*Task statement*
Copy every line from the data below in which the string "population" can be found.

*Records provided*
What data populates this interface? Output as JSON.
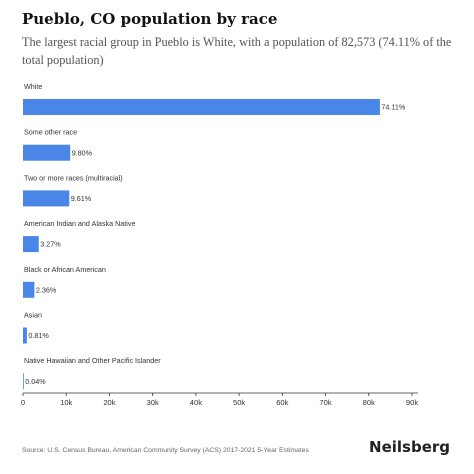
{
  "title": "Pueblo, CO population by race",
  "subtitle": "The largest racial group in Pueblo is White, with a population of 82,573 (74.11% of the total population)",
  "source": "Source: U.S. Census Bureau, American Community Survey (ACS) 2017-2021 5-Year Estimates",
  "brand": "Neilsberg",
  "chart_data": {
    "type": "bar",
    "orientation": "horizontal",
    "categories": [
      "White",
      "Some other race",
      "Two or more races (multiracial)",
      "American Indian and Alaska Native",
      "Black or African American",
      "Asian",
      "Native Hawaiian and Other Pacific Islander"
    ],
    "values": [
      82573,
      10919,
      10707,
      3643,
      2630,
      902,
      45
    ],
    "value_labels": [
      "74.11%",
      "9.80%",
      "9.61%",
      "3.27%",
      "2.36%",
      "0.81%",
      "0.04%"
    ],
    "x_ticks": [
      "0",
      "10k",
      "20k",
      "30k",
      "40k",
      "50k",
      "60k",
      "70k",
      "80k",
      "90k"
    ],
    "xlim": [
      0,
      90000
    ],
    "bar_color": "#4a86e8",
    "grid": false,
    "legend": "none"
  }
}
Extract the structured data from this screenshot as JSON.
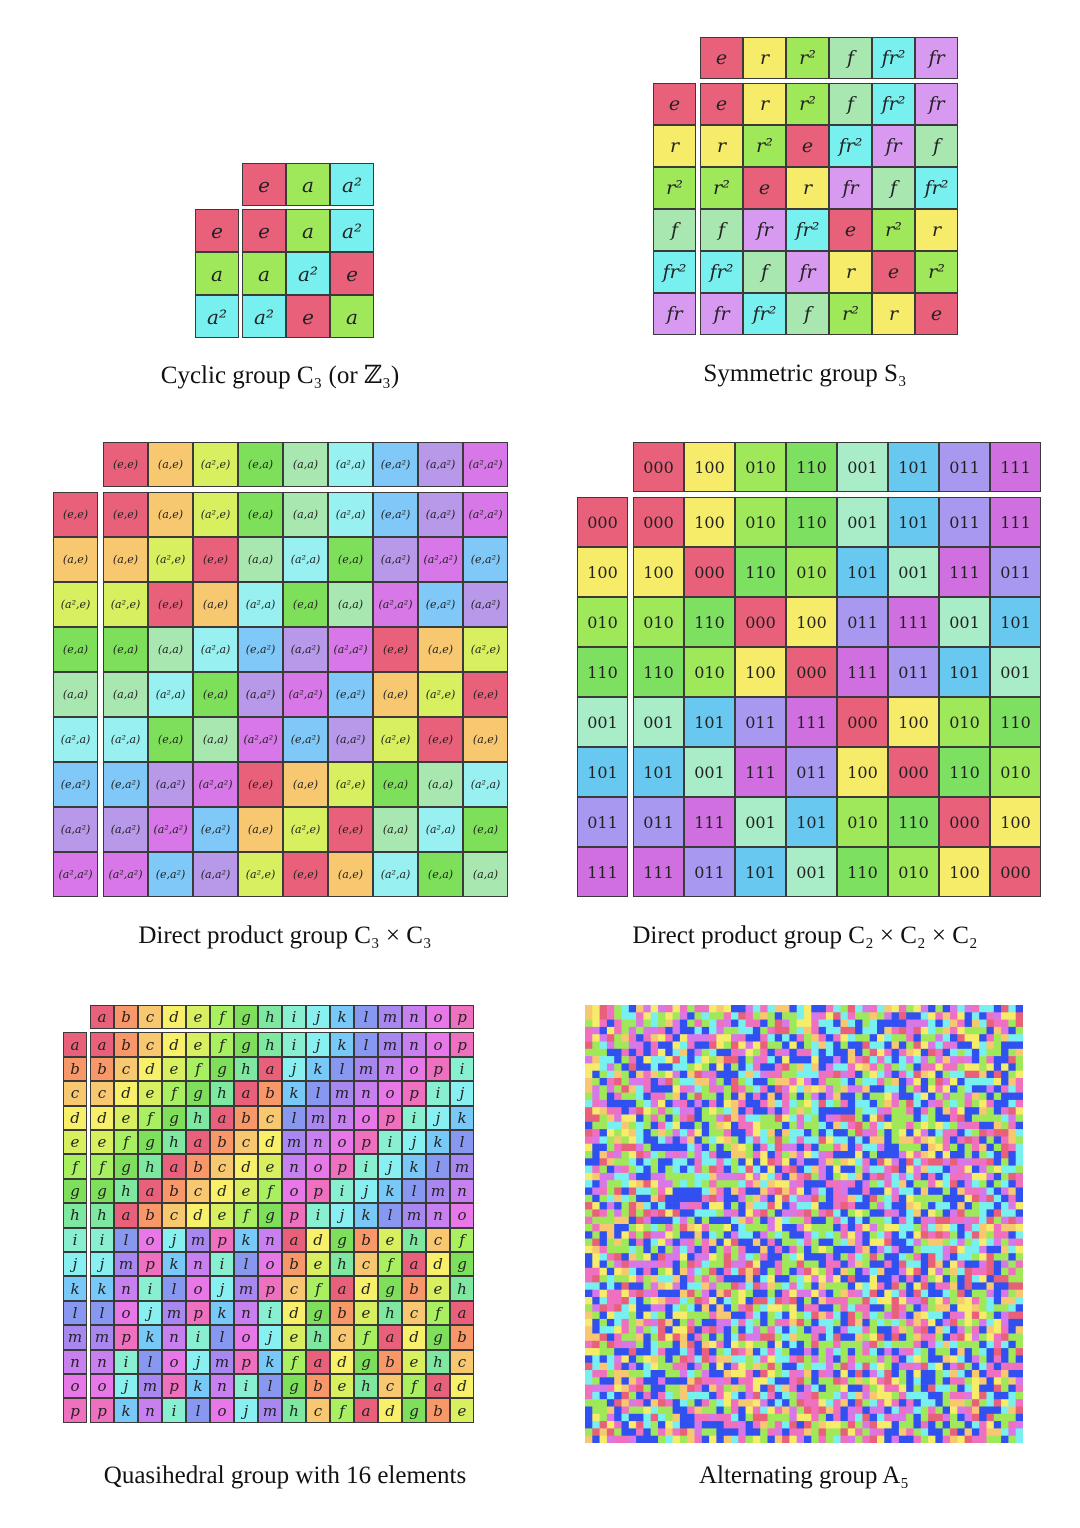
{
  "palette": {
    "c0": "#e8607a",
    "c1": "#f7ec6a",
    "c2": "#9fe85a",
    "c3": "#7fe890",
    "c4": "#8fe8d0",
    "c5": "#6fd6f0",
    "c6": "#a89af0",
    "c7": "#d07af0",
    "orange": "#f8c870",
    "lime": "#c8f060",
    "green": "#7ee05a",
    "mint": "#a8e8b0",
    "aqua": "#78f0f0",
    "sky": "#80c8f8",
    "lav": "#b898e8",
    "mag": "#d878e8",
    "blue": "#3050f0",
    "pink": "#f070c0"
  },
  "captions": {
    "c3": "Cyclic group C₃ (or ℤ₃)",
    "s3": "Symmetric group S₃",
    "c3xc3": "Direct product group C₃ × C₃",
    "c2c2c2": "Direct product group C₂ × C₂ × C₂",
    "quasi": "Quasihedral group with 16 elements",
    "a5": "Alternating group A₅"
  },
  "tables": {
    "c3": {
      "elements": [
        "e",
        "a",
        "a²"
      ],
      "colors": [
        "#e8607a",
        "#9fe85a",
        "#78f0f0"
      ],
      "grid": [
        [
          0,
          1,
          2
        ],
        [
          1,
          2,
          0
        ],
        [
          2,
          0,
          1
        ]
      ]
    },
    "s3": {
      "elements": [
        "e",
        "r",
        "r²",
        "f",
        "fr²",
        "fr"
      ],
      "colors": [
        "#e8607a",
        "#f7ec6a",
        "#9fe85a",
        "#a8e8b0",
        "#78f0f0",
        "#d89af0"
      ],
      "grid": [
        [
          0,
          1,
          2,
          3,
          4,
          5
        ],
        [
          1,
          2,
          0,
          4,
          5,
          3
        ],
        [
          2,
          0,
          1,
          5,
          3,
          4
        ],
        [
          3,
          5,
          4,
          0,
          2,
          1
        ],
        [
          4,
          3,
          5,
          1,
          0,
          2
        ],
        [
          5,
          4,
          3,
          2,
          1,
          0
        ]
      ]
    },
    "c3xc3": {
      "elements": [
        "(e,e)",
        "(a,e)",
        "(a²,e)",
        "(e,a)",
        "(a,a)",
        "(a²,a)",
        "(e,a²)",
        "(a,a²)",
        "(a²,a²)"
      ],
      "colors": [
        "#e8607a",
        "#f8c870",
        "#d8f060",
        "#7ee05a",
        "#a8e8b0",
        "#98f0f0",
        "#80c8f8",
        "#b898e8",
        "#d878e8"
      ],
      "grid": [
        [
          0,
          1,
          2,
          3,
          4,
          5,
          6,
          7,
          8
        ],
        [
          1,
          2,
          0,
          4,
          5,
          3,
          7,
          8,
          6
        ],
        [
          2,
          0,
          1,
          5,
          3,
          4,
          8,
          6,
          7
        ],
        [
          3,
          4,
          5,
          6,
          7,
          8,
          0,
          1,
          2
        ],
        [
          4,
          5,
          3,
          7,
          8,
          6,
          1,
          2,
          0
        ],
        [
          5,
          3,
          4,
          8,
          6,
          7,
          2,
          0,
          1
        ],
        [
          6,
          7,
          8,
          0,
          1,
          2,
          3,
          4,
          5
        ],
        [
          7,
          8,
          6,
          1,
          2,
          0,
          4,
          5,
          3
        ],
        [
          8,
          6,
          7,
          2,
          0,
          1,
          5,
          3,
          4
        ]
      ]
    },
    "c2c2c2": {
      "elements": [
        "000",
        "100",
        "010",
        "110",
        "001",
        "101",
        "011",
        "111"
      ],
      "colors": [
        "#e8607a",
        "#f7ec6a",
        "#9fe85a",
        "#7ee060",
        "#a8ecc8",
        "#68c8f0",
        "#a898f0",
        "#d070e0"
      ],
      "grid": [
        [
          0,
          1,
          2,
          3,
          4,
          5,
          6,
          7
        ],
        [
          1,
          0,
          3,
          2,
          5,
          4,
          7,
          6
        ],
        [
          2,
          3,
          0,
          1,
          6,
          7,
          4,
          5
        ],
        [
          3,
          2,
          1,
          0,
          7,
          6,
          5,
          4
        ],
        [
          4,
          5,
          6,
          7,
          0,
          1,
          2,
          3
        ],
        [
          5,
          4,
          7,
          6,
          1,
          0,
          3,
          2
        ],
        [
          6,
          7,
          4,
          5,
          2,
          3,
          0,
          1
        ],
        [
          7,
          6,
          5,
          4,
          3,
          2,
          1,
          0
        ]
      ]
    },
    "quasi": {
      "elements": [
        "a",
        "b",
        "c",
        "d",
        "e",
        "f",
        "g",
        "h",
        "i",
        "j",
        "k",
        "l",
        "m",
        "n",
        "o",
        "p"
      ],
      "colors": [
        "#e8607a",
        "#f89868",
        "#f8c870",
        "#f8f068",
        "#d8f060",
        "#a8f060",
        "#7ee05a",
        "#7ee8a0",
        "#88f0d0",
        "#88f0f0",
        "#78c8f8",
        "#8898f0",
        "#a888f0",
        "#c880f0",
        "#e878e8",
        "#f070c0"
      ],
      "grid": [
        "abcdefghijklmnop",
        "bcdefghajklmnopi",
        "cdefghabklmnopij",
        "defghabclmnopijk",
        "efghabcdmnopijkl",
        "fghabcdenopijklm",
        "ghabcdefopijklmn",
        "habcdefgpijklmno",
        "ilojmpknadgbehcf",
        "jmpknilobehcfadg",
        "knilojmpcfadgbeh",
        "lojmpknidgbehcfa",
        "mpknilojehcfadgb",
        "nilojmpkfadgbehc",
        "ojmpknilgbehcfad",
        "pknilojmhcfadgbe"
      ]
    },
    "a5": {
      "size": 60,
      "colors": [
        "#e8607a",
        "#f8c870",
        "#f7ec6a",
        "#9fe85a",
        "#78f0f0",
        "#3050f0",
        "#f070c0",
        "#d878e8"
      ]
    }
  }
}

*Solution to this task*
  "title": "Pueblo, CO population by race",
  "subtitle": "The largest racial group in Pueblo is White, with a population of 82,573 (74.11% of the total population)",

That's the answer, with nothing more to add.